Material supplied ::

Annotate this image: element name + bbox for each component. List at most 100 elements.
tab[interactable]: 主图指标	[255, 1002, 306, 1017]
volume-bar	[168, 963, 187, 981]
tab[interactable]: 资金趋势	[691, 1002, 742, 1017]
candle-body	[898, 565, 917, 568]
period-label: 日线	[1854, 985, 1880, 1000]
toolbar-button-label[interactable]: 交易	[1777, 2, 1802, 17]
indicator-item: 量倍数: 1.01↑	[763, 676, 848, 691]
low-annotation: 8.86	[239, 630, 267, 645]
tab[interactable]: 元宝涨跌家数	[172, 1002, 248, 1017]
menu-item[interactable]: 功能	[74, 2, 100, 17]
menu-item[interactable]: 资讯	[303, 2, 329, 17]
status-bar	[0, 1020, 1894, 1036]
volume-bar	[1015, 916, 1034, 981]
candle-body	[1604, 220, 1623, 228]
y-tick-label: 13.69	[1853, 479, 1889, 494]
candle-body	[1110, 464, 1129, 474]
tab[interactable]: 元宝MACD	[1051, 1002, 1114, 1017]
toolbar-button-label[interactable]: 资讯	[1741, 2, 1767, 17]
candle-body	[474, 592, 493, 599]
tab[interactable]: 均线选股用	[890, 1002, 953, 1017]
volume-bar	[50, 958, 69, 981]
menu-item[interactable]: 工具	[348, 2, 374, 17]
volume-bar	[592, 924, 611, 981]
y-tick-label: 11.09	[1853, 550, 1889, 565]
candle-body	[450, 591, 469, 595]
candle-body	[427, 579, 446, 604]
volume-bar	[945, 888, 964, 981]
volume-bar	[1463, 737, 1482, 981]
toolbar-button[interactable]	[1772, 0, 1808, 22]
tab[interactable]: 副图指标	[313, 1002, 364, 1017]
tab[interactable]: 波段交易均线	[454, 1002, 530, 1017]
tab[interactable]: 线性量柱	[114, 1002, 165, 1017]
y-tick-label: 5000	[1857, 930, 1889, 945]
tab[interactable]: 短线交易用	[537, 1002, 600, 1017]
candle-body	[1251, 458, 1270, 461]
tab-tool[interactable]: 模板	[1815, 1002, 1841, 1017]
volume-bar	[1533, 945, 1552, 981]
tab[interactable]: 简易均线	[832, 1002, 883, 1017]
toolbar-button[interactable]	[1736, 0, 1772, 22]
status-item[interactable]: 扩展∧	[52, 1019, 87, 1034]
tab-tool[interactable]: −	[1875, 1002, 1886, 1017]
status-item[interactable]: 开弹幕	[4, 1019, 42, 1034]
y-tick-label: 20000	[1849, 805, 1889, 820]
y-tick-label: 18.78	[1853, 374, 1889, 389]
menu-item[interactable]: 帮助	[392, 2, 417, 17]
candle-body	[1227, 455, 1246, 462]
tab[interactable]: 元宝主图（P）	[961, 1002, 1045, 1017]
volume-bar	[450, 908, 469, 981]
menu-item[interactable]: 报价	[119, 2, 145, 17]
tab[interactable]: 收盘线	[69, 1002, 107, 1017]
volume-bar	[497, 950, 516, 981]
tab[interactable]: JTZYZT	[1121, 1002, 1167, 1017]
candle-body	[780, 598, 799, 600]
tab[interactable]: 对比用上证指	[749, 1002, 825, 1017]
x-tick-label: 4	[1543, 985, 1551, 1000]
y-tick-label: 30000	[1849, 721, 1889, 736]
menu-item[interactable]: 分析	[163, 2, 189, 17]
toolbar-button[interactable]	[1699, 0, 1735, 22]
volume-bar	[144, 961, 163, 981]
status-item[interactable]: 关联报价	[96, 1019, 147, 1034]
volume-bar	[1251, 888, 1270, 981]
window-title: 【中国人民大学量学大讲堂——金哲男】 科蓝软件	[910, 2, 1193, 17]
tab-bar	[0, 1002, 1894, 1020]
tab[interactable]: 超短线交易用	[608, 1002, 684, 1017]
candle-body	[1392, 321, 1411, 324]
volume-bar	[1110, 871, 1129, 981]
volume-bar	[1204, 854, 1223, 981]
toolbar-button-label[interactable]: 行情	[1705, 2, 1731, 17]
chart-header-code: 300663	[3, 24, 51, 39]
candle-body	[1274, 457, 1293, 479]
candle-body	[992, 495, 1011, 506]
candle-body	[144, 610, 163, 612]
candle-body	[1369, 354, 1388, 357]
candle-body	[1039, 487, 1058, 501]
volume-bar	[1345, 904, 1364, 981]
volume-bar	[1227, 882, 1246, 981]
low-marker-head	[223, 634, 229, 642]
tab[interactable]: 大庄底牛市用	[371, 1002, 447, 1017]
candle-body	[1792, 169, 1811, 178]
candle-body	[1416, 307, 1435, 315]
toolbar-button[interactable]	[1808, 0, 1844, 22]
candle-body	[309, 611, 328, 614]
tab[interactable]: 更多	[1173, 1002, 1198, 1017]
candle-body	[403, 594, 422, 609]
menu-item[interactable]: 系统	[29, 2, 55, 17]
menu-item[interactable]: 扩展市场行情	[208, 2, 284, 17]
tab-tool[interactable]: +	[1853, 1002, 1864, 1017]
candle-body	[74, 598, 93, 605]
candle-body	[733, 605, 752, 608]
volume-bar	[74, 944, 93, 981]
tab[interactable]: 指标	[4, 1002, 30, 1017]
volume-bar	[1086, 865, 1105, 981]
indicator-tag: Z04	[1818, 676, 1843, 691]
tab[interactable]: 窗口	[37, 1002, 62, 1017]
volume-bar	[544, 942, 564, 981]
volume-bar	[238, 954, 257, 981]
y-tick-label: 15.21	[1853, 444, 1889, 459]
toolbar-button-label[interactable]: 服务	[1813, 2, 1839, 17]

Exercise prompt :: Write out the records above again, renaming every "candle-body" to "candlestick-body" and leaving everything else unchanged.

Written solution ::
Annotate this image: element name + bbox for each component. List at most 100 elements.
tab[interactable]: 主图指标	[255, 1002, 306, 1017]
volume-bar	[168, 963, 187, 981]
tab[interactable]: 资金趋势	[691, 1002, 742, 1017]
candlestick-body	[898, 565, 917, 568]
period-label: 日线	[1854, 985, 1880, 1000]
toolbar-button-label[interactable]: 交易	[1777, 2, 1802, 17]
indicator-item: 量倍数: 1.01↑	[763, 676, 848, 691]
low-annotation: 8.86	[239, 630, 267, 645]
tab[interactable]: 元宝涨跌家数	[172, 1002, 248, 1017]
menu-item[interactable]: 功能	[74, 2, 100, 17]
menu-item[interactable]: 资讯	[303, 2, 329, 17]
status-bar	[0, 1020, 1894, 1036]
volume-bar	[1015, 916, 1034, 981]
candlestick-body	[1604, 220, 1623, 228]
y-tick-label: 13.69	[1853, 479, 1889, 494]
candlestick-body	[1110, 464, 1129, 474]
tab[interactable]: 元宝MACD	[1051, 1002, 1114, 1017]
toolbar-button-label[interactable]: 资讯	[1741, 2, 1767, 17]
candlestick-body	[474, 592, 493, 599]
tab[interactable]: 均线选股用	[890, 1002, 953, 1017]
volume-bar	[50, 958, 69, 981]
menu-item[interactable]: 工具	[348, 2, 374, 17]
volume-bar	[592, 924, 611, 981]
y-tick-label: 11.09	[1853, 550, 1889, 565]
candlestick-body	[450, 591, 469, 595]
candlestick-body	[427, 579, 446, 604]
volume-bar	[945, 888, 964, 981]
volume-bar	[1463, 737, 1482, 981]
toolbar-button[interactable]	[1772, 0, 1808, 22]
tab[interactable]: 副图指标	[313, 1002, 364, 1017]
tab[interactable]: 波段交易均线	[454, 1002, 530, 1017]
tab[interactable]: 线性量柱	[114, 1002, 165, 1017]
y-tick-label: 5000	[1857, 930, 1889, 945]
tab[interactable]: 短线交易用	[537, 1002, 600, 1017]
candlestick-body	[1251, 458, 1270, 461]
tab-tool[interactable]: 模板	[1815, 1002, 1841, 1017]
volume-bar	[1533, 945, 1552, 981]
tab[interactable]: 简易均线	[832, 1002, 883, 1017]
toolbar-button[interactable]	[1736, 0, 1772, 22]
status-item[interactable]: 扩展∧	[52, 1019, 87, 1034]
tab-tool[interactable]: −	[1875, 1002, 1886, 1017]
status-item[interactable]: 开弹幕	[4, 1019, 42, 1034]
y-tick-label: 20000	[1849, 805, 1889, 820]
y-tick-label: 18.78	[1853, 374, 1889, 389]
menu-item[interactable]: 帮助	[392, 2, 417, 17]
candlestick-body	[1227, 455, 1246, 462]
tab[interactable]: 元宝主图（P）	[961, 1002, 1045, 1017]
volume-bar	[450, 908, 469, 981]
menu-item[interactable]: 报价	[119, 2, 145, 17]
tab[interactable]: 收盘线	[69, 1002, 107, 1017]
volume-bar	[497, 950, 516, 981]
tab[interactable]: JTZYZT	[1121, 1002, 1167, 1017]
candlestick-body	[780, 598, 799, 600]
tab[interactable]: 对比用上证指	[749, 1002, 825, 1017]
x-tick-label: 4	[1543, 985, 1551, 1000]
y-tick-label: 30000	[1849, 721, 1889, 736]
menu-item[interactable]: 分析	[163, 2, 189, 17]
toolbar-button[interactable]	[1699, 0, 1735, 22]
volume-bar	[144, 961, 163, 981]
status-item[interactable]: 关联报价	[96, 1019, 147, 1034]
volume-bar	[1251, 888, 1270, 981]
window-title: 【中国人民大学量学大讲堂——金哲男】 科蓝软件	[910, 2, 1193, 17]
tab-bar	[0, 1002, 1894, 1020]
tab[interactable]: 超短线交易用	[608, 1002, 684, 1017]
candlestick-body	[1392, 321, 1411, 324]
volume-bar	[1110, 871, 1129, 981]
volume-bar	[1204, 854, 1223, 981]
toolbar-button-label[interactable]: 行情	[1705, 2, 1731, 17]
chart-header-code: 300663	[3, 24, 51, 39]
candlestick-body	[1274, 457, 1293, 479]
candlestick-body	[992, 495, 1011, 506]
candlestick-body	[144, 610, 163, 612]
candlestick-body	[1369, 354, 1388, 357]
candlestick-body	[1039, 487, 1058, 501]
volume-bar	[1345, 904, 1364, 981]
volume-bar	[1227, 882, 1246, 981]
low-marker-head	[223, 634, 229, 642]
tab[interactable]: 大庄底牛市用	[371, 1002, 447, 1017]
candlestick-body	[1792, 169, 1811, 178]
candlestick-body	[1416, 307, 1435, 315]
toolbar-button[interactable]	[1808, 0, 1844, 22]
candlestick-body	[309, 611, 328, 614]
tab[interactable]: 更多	[1173, 1002, 1198, 1017]
candlestick-body	[403, 594, 422, 609]
menu-item[interactable]: 系统	[29, 2, 55, 17]
menu-item[interactable]: 扩展市场行情	[208, 2, 284, 17]
tab-tool[interactable]: +	[1853, 1002, 1864, 1017]
candlestick-body	[74, 598, 93, 605]
candlestick-body	[733, 605, 752, 608]
volume-bar	[74, 944, 93, 981]
tab[interactable]: 指标	[4, 1002, 30, 1017]
volume-bar	[1086, 865, 1105, 981]
indicator-tag: Z04	[1818, 676, 1843, 691]
tab[interactable]: 窗口	[37, 1002, 62, 1017]
volume-bar	[544, 942, 564, 981]
volume-bar	[238, 954, 257, 981]
y-tick-label: 15.21	[1853, 444, 1889, 459]
toolbar-button-label[interactable]: 服务	[1813, 2, 1839, 17]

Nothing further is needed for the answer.